┏━━

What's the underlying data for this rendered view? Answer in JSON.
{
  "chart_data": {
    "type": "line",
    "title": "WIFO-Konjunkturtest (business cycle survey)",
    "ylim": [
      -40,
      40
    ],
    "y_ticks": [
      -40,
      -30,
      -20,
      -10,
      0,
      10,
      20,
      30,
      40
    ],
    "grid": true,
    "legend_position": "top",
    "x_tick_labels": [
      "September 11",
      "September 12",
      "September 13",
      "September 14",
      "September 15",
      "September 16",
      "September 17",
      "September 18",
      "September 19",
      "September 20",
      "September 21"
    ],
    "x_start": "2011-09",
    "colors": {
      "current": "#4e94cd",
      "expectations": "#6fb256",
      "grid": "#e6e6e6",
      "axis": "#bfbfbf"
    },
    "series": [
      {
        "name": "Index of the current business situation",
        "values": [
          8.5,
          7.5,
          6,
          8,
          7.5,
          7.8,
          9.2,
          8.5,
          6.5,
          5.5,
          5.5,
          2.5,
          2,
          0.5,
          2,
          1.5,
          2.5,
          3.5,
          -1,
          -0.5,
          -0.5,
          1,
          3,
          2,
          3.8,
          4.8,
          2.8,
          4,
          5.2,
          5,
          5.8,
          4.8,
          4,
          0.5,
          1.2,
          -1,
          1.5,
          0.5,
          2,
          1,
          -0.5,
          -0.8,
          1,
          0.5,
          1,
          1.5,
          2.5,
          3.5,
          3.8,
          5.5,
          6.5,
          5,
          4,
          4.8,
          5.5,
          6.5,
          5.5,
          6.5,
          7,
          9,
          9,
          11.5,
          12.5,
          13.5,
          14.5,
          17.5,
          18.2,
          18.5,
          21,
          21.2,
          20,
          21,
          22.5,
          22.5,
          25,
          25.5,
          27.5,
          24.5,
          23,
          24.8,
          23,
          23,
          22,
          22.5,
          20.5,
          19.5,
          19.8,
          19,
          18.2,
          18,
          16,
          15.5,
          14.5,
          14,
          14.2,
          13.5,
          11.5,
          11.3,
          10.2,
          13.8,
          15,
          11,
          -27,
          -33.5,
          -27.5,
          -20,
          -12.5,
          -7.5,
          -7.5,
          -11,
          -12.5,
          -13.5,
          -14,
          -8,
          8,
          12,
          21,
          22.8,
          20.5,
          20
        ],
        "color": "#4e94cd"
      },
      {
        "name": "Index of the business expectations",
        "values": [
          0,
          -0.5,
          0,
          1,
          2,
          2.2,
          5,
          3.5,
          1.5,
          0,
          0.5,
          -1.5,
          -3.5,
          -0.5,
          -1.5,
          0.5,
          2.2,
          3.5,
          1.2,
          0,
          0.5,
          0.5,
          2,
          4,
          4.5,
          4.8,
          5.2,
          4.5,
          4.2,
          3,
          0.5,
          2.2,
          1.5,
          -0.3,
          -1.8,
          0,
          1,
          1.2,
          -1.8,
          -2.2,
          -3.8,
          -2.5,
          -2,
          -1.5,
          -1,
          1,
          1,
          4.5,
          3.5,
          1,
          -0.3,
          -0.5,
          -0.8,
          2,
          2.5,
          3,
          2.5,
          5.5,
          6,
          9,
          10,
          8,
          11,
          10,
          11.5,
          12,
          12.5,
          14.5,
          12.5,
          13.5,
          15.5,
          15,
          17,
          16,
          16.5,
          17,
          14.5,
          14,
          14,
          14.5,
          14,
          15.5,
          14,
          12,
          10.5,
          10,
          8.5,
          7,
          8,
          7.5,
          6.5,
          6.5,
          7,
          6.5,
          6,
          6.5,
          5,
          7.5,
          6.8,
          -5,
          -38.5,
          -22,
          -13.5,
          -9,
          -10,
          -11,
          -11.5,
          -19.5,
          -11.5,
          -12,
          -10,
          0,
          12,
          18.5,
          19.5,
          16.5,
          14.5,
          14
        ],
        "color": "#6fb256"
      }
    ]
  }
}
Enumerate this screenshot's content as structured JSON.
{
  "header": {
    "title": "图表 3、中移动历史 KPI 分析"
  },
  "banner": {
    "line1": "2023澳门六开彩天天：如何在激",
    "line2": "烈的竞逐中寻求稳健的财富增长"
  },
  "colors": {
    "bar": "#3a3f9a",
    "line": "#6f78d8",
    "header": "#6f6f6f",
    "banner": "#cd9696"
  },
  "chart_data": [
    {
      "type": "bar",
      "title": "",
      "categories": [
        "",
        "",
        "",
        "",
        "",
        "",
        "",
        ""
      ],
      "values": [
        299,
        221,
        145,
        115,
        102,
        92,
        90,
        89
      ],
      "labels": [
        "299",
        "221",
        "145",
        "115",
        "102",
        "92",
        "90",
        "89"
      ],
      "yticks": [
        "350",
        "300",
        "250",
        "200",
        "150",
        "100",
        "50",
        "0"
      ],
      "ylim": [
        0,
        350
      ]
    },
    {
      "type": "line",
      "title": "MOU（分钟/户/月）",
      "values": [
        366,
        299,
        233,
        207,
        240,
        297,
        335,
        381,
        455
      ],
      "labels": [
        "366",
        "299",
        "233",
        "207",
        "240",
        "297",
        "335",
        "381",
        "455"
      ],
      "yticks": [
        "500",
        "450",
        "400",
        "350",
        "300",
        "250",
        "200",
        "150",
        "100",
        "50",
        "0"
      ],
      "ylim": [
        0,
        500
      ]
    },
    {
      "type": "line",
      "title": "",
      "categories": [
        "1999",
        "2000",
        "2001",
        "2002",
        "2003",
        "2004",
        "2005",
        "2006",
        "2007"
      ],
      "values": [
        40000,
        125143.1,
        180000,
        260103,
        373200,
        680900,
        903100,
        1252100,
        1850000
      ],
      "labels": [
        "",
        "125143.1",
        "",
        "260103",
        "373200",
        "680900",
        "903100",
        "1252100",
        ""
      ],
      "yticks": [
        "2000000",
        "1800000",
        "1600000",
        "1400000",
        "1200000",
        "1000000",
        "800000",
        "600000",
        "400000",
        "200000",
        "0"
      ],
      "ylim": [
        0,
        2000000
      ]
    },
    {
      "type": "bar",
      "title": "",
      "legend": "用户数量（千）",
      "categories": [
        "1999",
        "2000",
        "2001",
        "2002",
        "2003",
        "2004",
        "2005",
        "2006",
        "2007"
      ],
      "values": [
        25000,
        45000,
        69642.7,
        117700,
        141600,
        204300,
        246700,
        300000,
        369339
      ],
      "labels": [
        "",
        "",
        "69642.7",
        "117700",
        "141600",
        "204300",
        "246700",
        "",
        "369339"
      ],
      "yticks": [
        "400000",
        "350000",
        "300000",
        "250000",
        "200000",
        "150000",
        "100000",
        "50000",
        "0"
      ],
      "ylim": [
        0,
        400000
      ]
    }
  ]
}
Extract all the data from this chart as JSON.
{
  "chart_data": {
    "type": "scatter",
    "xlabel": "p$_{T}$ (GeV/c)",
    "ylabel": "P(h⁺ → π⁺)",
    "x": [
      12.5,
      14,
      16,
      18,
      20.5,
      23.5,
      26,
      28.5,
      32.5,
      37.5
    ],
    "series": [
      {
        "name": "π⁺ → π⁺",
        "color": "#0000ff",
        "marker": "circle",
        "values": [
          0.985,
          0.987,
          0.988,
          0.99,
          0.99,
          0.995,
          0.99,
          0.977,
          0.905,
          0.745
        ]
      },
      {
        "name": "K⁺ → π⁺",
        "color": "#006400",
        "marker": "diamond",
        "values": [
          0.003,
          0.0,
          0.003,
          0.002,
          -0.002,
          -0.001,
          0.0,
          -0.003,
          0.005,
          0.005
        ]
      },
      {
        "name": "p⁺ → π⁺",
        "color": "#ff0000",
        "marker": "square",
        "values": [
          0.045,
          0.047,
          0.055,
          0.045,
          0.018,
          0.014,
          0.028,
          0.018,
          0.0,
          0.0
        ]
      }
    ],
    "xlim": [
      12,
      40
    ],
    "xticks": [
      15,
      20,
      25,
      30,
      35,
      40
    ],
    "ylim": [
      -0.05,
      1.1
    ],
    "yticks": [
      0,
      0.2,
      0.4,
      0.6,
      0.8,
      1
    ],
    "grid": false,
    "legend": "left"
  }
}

┗━━

**Stated goal:** Give only a number: how many lines of the data hold the string "JSON"?

**Response for this exercise:** 3